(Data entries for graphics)
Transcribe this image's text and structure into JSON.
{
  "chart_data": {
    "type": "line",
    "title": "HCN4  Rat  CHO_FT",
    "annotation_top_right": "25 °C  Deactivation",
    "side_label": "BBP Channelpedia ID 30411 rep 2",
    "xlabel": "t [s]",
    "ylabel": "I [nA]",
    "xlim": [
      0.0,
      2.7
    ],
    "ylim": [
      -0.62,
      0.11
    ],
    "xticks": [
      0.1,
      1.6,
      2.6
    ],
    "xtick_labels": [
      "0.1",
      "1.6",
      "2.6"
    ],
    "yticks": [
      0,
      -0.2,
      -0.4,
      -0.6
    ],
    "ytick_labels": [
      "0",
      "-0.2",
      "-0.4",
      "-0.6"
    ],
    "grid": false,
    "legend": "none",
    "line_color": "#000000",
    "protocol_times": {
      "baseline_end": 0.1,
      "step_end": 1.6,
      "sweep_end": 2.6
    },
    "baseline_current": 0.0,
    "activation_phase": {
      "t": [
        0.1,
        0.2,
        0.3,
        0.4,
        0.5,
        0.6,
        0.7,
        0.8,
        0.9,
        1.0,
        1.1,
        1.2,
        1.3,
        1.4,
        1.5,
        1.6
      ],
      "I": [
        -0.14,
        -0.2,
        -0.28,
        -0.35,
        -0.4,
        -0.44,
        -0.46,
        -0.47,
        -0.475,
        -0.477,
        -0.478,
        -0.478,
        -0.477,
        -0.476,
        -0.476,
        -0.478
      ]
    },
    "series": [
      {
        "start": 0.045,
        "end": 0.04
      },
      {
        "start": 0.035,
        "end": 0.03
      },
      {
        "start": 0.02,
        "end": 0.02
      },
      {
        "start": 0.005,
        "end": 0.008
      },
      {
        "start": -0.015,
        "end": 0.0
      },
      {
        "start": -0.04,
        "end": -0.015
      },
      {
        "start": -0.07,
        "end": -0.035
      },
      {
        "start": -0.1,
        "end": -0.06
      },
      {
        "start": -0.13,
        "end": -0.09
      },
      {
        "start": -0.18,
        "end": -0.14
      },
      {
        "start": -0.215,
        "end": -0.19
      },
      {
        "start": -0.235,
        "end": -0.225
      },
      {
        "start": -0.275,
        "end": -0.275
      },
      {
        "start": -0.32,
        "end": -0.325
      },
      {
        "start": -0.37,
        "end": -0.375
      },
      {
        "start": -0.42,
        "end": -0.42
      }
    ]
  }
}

Given request —
Repeat back the data above, exact to the last character.

Exercise answer —
Transcribe this image's text and structure into JSON.
{
  "chart_data": {
    "type": "line",
    "title": "HCN4  Rat  CHO_FT",
    "annotation_top_right": "25 °C  Deactivation",
    "side_label": "BBP Channelpedia ID 30411 rep 2",
    "xlabel": "t [s]",
    "ylabel": "I [nA]",
    "xlim": [
      0.0,
      2.7
    ],
    "ylim": [
      -0.62,
      0.11
    ],
    "xticks": [
      0.1,
      1.6,
      2.6
    ],
    "xtick_labels": [
      "0.1",
      "1.6",
      "2.6"
    ],
    "yticks": [
      0,
      -0.2,
      -0.4,
      -0.6
    ],
    "ytick_labels": [
      "0",
      "-0.2",
      "-0.4",
      "-0.6"
    ],
    "grid": false,
    "legend": "none",
    "line_color": "#000000",
    "protocol_times": {
      "baseline_end": 0.1,
      "step_end": 1.6,
      "sweep_end": 2.6
    },
    "baseline_current": 0.0,
    "activation_phase": {
      "t": [
        0.1,
        0.2,
        0.3,
        0.4,
        0.5,
        0.6,
        0.7,
        0.8,
        0.9,
        1.0,
        1.1,
        1.2,
        1.3,
        1.4,
        1.5,
        1.6
      ],
      "I": [
        -0.14,
        -0.2,
        -0.28,
        -0.35,
        -0.4,
        -0.44,
        -0.46,
        -0.47,
        -0.475,
        -0.477,
        -0.478,
        -0.478,
        -0.477,
        -0.476,
        -0.476,
        -0.478
      ]
    },
    "series": [
      {
        "start": 0.045,
        "end": 0.04
      },
      {
        "start": 0.035,
        "end": 0.03
      },
      {
        "start": 0.02,
        "end": 0.02
      },
      {
        "start": 0.005,
        "end": 0.008
      },
      {
        "start": -0.015,
        "end": 0.0
      },
      {
        "start": -0.04,
        "end": -0.015
      },
      {
        "start": -0.07,
        "end": -0.035
      },
      {
        "start": -0.1,
        "end": -0.06
      },
      {
        "start": -0.13,
        "end": -0.09
      },
      {
        "start": -0.18,
        "end": -0.14
      },
      {
        "start": -0.215,
        "end": -0.19
      },
      {
        "start": -0.235,
        "end": -0.225
      },
      {
        "start": -0.275,
        "end": -0.275
      },
      {
        "start": -0.32,
        "end": -0.325
      },
      {
        "start": -0.37,
        "end": -0.375
      },
      {
        "start": -0.42,
        "end": -0.42
      }
    ]
  }
}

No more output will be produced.